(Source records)
________________________
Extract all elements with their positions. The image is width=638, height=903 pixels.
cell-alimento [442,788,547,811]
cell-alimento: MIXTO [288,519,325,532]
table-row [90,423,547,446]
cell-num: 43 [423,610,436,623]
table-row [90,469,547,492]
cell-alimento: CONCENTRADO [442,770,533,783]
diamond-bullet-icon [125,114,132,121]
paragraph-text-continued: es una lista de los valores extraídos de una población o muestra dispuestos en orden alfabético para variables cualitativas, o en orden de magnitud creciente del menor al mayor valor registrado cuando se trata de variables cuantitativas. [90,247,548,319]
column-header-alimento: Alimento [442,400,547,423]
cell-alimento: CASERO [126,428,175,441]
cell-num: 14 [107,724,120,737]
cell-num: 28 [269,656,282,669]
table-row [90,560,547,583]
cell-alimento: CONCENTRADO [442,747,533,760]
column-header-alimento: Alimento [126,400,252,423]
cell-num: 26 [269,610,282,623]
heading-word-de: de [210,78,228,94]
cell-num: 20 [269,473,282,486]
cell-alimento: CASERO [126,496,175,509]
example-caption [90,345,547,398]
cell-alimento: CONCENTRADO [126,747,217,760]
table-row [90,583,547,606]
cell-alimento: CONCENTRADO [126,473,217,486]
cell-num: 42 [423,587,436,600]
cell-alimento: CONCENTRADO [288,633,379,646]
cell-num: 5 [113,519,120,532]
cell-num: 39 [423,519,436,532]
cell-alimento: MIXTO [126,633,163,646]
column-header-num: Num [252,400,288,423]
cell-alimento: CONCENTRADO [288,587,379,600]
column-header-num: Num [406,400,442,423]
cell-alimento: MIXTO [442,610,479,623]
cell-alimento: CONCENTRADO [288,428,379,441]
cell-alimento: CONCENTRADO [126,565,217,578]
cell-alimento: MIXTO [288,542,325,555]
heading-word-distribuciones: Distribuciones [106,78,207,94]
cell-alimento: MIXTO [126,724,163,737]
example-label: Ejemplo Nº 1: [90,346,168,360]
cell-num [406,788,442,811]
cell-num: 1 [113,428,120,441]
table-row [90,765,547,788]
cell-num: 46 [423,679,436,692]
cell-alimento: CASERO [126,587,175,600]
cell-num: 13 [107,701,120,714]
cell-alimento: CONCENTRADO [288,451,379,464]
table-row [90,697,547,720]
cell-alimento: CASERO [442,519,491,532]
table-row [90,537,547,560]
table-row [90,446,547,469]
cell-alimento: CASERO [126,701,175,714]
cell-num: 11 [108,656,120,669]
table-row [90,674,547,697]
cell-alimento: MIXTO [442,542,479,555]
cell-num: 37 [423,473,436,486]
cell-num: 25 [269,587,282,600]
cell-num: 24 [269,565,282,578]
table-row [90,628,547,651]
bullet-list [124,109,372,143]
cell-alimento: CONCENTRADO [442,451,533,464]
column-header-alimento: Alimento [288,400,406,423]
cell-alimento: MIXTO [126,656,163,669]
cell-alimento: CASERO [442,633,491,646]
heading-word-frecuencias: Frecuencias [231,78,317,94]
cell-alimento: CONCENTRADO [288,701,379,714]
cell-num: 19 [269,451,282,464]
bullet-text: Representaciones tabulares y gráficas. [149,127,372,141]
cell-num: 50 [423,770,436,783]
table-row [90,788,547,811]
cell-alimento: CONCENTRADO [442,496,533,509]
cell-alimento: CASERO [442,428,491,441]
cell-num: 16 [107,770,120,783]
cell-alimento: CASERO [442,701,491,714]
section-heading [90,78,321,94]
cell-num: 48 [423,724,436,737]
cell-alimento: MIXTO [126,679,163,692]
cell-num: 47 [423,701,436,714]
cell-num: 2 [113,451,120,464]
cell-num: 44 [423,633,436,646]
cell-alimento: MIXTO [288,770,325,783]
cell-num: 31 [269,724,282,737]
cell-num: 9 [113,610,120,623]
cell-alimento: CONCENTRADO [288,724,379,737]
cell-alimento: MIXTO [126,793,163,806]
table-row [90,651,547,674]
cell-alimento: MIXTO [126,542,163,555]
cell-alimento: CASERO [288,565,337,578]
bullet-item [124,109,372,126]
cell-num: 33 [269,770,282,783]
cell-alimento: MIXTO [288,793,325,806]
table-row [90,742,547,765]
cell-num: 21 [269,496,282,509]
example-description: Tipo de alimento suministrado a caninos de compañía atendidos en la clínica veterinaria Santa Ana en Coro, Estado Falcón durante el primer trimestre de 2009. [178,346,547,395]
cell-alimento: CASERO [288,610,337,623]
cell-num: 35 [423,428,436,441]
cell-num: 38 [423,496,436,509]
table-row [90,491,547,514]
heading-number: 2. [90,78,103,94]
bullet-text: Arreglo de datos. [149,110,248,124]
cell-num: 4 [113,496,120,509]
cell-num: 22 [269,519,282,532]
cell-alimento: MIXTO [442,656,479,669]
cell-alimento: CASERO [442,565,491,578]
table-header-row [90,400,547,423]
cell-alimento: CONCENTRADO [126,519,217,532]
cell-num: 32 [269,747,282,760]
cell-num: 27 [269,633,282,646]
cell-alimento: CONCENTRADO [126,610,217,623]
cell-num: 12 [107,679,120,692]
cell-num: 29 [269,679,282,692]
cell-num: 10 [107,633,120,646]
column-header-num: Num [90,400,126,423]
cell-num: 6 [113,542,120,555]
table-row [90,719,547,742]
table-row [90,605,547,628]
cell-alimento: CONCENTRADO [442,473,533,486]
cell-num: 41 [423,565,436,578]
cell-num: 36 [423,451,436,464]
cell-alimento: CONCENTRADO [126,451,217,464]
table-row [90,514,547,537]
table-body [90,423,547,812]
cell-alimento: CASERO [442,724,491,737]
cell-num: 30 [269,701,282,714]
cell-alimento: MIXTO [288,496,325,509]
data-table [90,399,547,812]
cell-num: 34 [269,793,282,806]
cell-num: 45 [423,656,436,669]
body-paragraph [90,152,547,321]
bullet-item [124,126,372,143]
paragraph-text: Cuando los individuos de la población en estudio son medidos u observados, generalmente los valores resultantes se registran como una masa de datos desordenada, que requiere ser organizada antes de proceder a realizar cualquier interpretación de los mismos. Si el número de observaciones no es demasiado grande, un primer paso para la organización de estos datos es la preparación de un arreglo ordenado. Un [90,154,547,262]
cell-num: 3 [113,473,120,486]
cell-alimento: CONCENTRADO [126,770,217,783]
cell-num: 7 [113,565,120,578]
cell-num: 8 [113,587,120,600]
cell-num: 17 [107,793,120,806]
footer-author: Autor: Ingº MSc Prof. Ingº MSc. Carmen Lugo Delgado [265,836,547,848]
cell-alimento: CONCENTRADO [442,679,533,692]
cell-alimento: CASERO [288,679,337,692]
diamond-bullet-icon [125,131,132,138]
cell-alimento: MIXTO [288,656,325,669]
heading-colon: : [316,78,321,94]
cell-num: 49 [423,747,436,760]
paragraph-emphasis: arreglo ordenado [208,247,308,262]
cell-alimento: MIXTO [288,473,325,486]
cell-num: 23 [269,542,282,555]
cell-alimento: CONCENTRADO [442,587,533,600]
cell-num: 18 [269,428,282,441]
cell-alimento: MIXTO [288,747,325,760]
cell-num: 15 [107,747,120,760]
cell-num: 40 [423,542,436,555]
________________________
▶ **WHAT IS BEING ASKED**: Copy all of the items above verbatim, every line from first to last.

▶ **PROBLEM SOLUTION**:
Extract all elements with their positions. The image is width=638, height=903 pixels.
cell-alimento [442,788,547,811]
cell-alimento: MIXTO [288,519,325,532]
table-row [90,423,547,446]
cell-num: 43 [423,610,436,623]
table-row [90,469,547,492]
cell-alimento: CONCENTRADO [442,770,533,783]
diamond-bullet-icon [125,114,132,121]
paragraph-text-continued: es una lista de los valores extraídos de una población o muestra dispuestos en orden alfabético para variables cualitativas, o en orden de magnitud creciente del menor al mayor valor registrado cuando se trata de variables cuantitativas. [90,247,548,319]
column-header-alimento: Alimento [442,400,547,423]
cell-alimento: CASERO [126,428,175,441]
cell-num: 14 [107,724,120,737]
cell-num: 28 [269,656,282,669]
table-row [90,560,547,583]
cell-alimento: CONCENTRADO [442,747,533,760]
column-header-alimento: Alimento [126,400,252,423]
cell-num: 26 [269,610,282,623]
heading-word-de: de [210,78,228,94]
cell-num: 20 [269,473,282,486]
cell-alimento: CASERO [126,496,175,509]
example-caption [90,345,547,398]
cell-alimento: CONCENTRADO [126,747,217,760]
table-row [90,583,547,606]
cell-alimento: CONCENTRADO [126,473,217,486]
cell-num: 42 [423,587,436,600]
cell-alimento: CONCENTRADO [288,633,379,646]
cell-num: 5 [113,519,120,532]
cell-num: 39 [423,519,436,532]
cell-alimento: MIXTO [126,633,163,646]
column-header-num: Num [252,400,288,423]
cell-alimento: CONCENTRADO [288,587,379,600]
column-header-num: Num [406,400,442,423]
cell-alimento: MIXTO [442,610,479,623]
cell-alimento: CONCENTRADO [288,428,379,441]
cell-alimento: CONCENTRADO [126,565,217,578]
cell-alimento: MIXTO [288,542,325,555]
heading-word-distribuciones: Distribuciones [106,78,207,94]
cell-alimento: MIXTO [126,724,163,737]
example-label: Ejemplo Nº 1: [90,346,168,360]
cell-num [406,788,442,811]
cell-num: 1 [113,428,120,441]
table-row [90,765,547,788]
cell-num: 46 [423,679,436,692]
cell-alimento: CASERO [126,587,175,600]
cell-num: 13 [107,701,120,714]
cell-alimento: CONCENTRADO [288,451,379,464]
table-row [90,697,547,720]
cell-alimento: CASERO [442,519,491,532]
table-row [90,537,547,560]
table-row [90,446,547,469]
cell-alimento: CASERO [126,701,175,714]
cell-num: 11 [108,656,120,669]
table-row [90,674,547,697]
cell-alimento: MIXTO [442,542,479,555]
cell-num: 37 [423,473,436,486]
cell-num: 25 [269,587,282,600]
cell-num: 24 [269,565,282,578]
table-row [90,628,547,651]
bullet-list [124,109,372,143]
cell-alimento: CONCENTRADO [442,451,533,464]
column-header-alimento: Alimento [288,400,406,423]
cell-alimento: MIXTO [126,656,163,669]
cell-alimento: CASERO [442,633,491,646]
heading-word-frecuencias: Frecuencias [231,78,317,94]
cell-alimento: CONCENTRADO [288,701,379,714]
cell-num: 19 [269,451,282,464]
bullet-text: Representaciones tabulares y gráficas. [149,127,372,141]
cell-num: 50 [423,770,436,783]
table-row [90,788,547,811]
cell-alimento: CONCENTRADO [442,496,533,509]
cell-alimento: CASERO [442,428,491,441]
cell-num: 16 [107,770,120,783]
cell-alimento: CASERO [442,701,491,714]
section-heading [90,78,321,94]
cell-num: 48 [423,724,436,737]
cell-alimento: MIXTO [126,679,163,692]
cell-num: 47 [423,701,436,714]
cell-num: 2 [113,451,120,464]
cell-num: 44 [423,633,436,646]
cell-alimento: MIXTO [288,770,325,783]
cell-num: 31 [269,724,282,737]
cell-num: 9 [113,610,120,623]
cell-alimento: CONCENTRADO [288,724,379,737]
cell-alimento: MIXTO [126,793,163,806]
table-row [90,651,547,674]
cell-alimento: MIXTO [126,542,163,555]
cell-alimento: CASERO [288,565,337,578]
bullet-item [124,109,372,126]
cell-num: 33 [269,770,282,783]
cell-alimento: MIXTO [288,793,325,806]
table-row [90,742,547,765]
cell-num: 21 [269,496,282,509]
example-description: Tipo de alimento suministrado a caninos de compañía atendidos en la clínica veterinaria Santa Ana en Coro, Estado Falcón durante el primer trimestre de 2009. [178,346,547,395]
cell-alimento: CASERO [288,610,337,623]
cell-num: 35 [423,428,436,441]
cell-num: 38 [423,496,436,509]
table-row [90,491,547,514]
heading-number: 2. [90,78,103,94]
bullet-text: Arreglo de datos. [149,110,248,124]
cell-num: 4 [113,496,120,509]
cell-num: 22 [269,519,282,532]
cell-alimento: MIXTO [442,656,479,669]
cell-alimento: CASERO [442,565,491,578]
table-header-row [90,400,547,423]
cell-alimento: CONCENTRADO [126,519,217,532]
cell-num: 32 [269,747,282,760]
cell-num: 27 [269,633,282,646]
cell-alimento: CONCENTRADO [126,610,217,623]
cell-num: 12 [107,679,120,692]
cell-num: 29 [269,679,282,692]
cell-num: 10 [107,633,120,646]
column-header-num: Num [90,400,126,423]
cell-num: 6 [113,542,120,555]
table-row [90,719,547,742]
table-row [90,605,547,628]
cell-alimento: CONCENTRADO [442,473,533,486]
cell-num: 41 [423,565,436,578]
cell-num: 36 [423,451,436,464]
cell-alimento: CONCENTRADO [126,451,217,464]
table-row [90,514,547,537]
table-body [90,423,547,812]
cell-alimento: CASERO [442,724,491,737]
cell-num: 30 [269,701,282,714]
cell-alimento: MIXTO [288,496,325,509]
data-table [90,399,547,812]
cell-num: 34 [269,793,282,806]
cell-num: 45 [423,656,436,669]
body-paragraph [90,152,547,321]
bullet-item [124,126,372,143]
paragraph-text: Cuando los individuos de la población en estudio son medidos u observados, generalmente los valores resultantes se registran como una masa de datos desordenada, que requiere ser organizada antes de proceder a realizar cualquier interpretación de los mismos. Si el número de observaciones no es demasiado grande, un primer paso para la organización de estos datos es la preparación de un arreglo ordenado. Un [90,154,547,262]
cell-num: 3 [113,473,120,486]
cell-alimento: CONCENTRADO [126,770,217,783]
cell-num: 7 [113,565,120,578]
cell-num: 8 [113,587,120,600]
cell-num: 17 [107,793,120,806]
footer-author: Autor: Ingº MSc Prof. Ingº MSc. Carmen Lugo Delgado [265,836,547,848]
cell-alimento: CONCENTRADO [442,679,533,692]
cell-alimento: CASERO [288,679,337,692]
diamond-bullet-icon [125,131,132,138]
cell-alimento: MIXTO [288,656,325,669]
heading-colon: : [316,78,321,94]
cell-num: 49 [423,747,436,760]
paragraph-emphasis: arreglo ordenado [208,247,308,262]
cell-alimento: MIXTO [288,473,325,486]
cell-num: 23 [269,542,282,555]
cell-alimento: CONCENTRADO [442,587,533,600]
cell-num: 18 [269,428,282,441]
cell-alimento: MIXTO [288,747,325,760]
cell-num: 15 [107,747,120,760]
cell-num: 40 [423,542,436,555]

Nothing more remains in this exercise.